• EXERCISE OBJECTIVE
Write out each line beneath this one exactly as it reads.

[Dataset records]
-- start --

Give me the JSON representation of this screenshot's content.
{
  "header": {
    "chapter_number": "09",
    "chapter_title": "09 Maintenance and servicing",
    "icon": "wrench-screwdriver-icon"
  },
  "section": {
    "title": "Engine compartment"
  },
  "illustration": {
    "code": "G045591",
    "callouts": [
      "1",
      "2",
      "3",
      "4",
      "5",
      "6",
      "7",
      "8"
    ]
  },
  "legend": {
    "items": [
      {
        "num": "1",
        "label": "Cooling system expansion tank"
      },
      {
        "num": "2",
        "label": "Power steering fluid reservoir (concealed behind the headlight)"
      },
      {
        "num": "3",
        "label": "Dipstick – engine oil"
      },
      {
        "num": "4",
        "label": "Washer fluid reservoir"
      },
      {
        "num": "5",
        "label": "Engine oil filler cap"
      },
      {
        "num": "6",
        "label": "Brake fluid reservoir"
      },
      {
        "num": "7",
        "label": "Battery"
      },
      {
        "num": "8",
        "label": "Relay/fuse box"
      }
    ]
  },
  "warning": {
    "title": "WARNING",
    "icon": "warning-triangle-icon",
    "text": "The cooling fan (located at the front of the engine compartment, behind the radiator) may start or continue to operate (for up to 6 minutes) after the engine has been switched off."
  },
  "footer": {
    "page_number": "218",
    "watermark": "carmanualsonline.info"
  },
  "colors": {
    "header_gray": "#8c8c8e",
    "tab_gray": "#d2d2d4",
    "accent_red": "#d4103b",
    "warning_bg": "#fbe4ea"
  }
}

-- end --

• SOLUTION FOR THIS PROBLEM
Give me the JSON representation of this screenshot's content.
{
  "header": {
    "chapter_number": "09",
    "chapter_title": "09 Maintenance and servicing",
    "icon": "wrench-screwdriver-icon"
  },
  "section": {
    "title": "Engine compartment"
  },
  "illustration": {
    "code": "G045591",
    "callouts": [
      "1",
      "2",
      "3",
      "4",
      "5",
      "6",
      "7",
      "8"
    ]
  },
  "legend": {
    "items": [
      {
        "num": "1",
        "label": "Cooling system expansion tank"
      },
      {
        "num": "2",
        "label": "Power steering fluid reservoir (concealed behind the headlight)"
      },
      {
        "num": "3",
        "label": "Dipstick – engine oil"
      },
      {
        "num": "4",
        "label": "Washer fluid reservoir"
      },
      {
        "num": "5",
        "label": "Engine oil filler cap"
      },
      {
        "num": "6",
        "label": "Brake fluid reservoir"
      },
      {
        "num": "7",
        "label": "Battery"
      },
      {
        "num": "8",
        "label": "Relay/fuse box"
      }
    ]
  },
  "warning": {
    "title": "WARNING",
    "icon": "warning-triangle-icon",
    "text": "The cooling fan (located at the front of the engine compartment, behind the radiator) may start or continue to operate (for up to 6 minutes) after the engine has been switched off."
  },
  "footer": {
    "page_number": "218",
    "watermark": "carmanualsonline.info"
  },
  "colors": {
    "header_gray": "#8c8c8e",
    "tab_gray": "#d2d2d4",
    "accent_red": "#d4103b",
    "warning_bg": "#fbe4ea"
  }
}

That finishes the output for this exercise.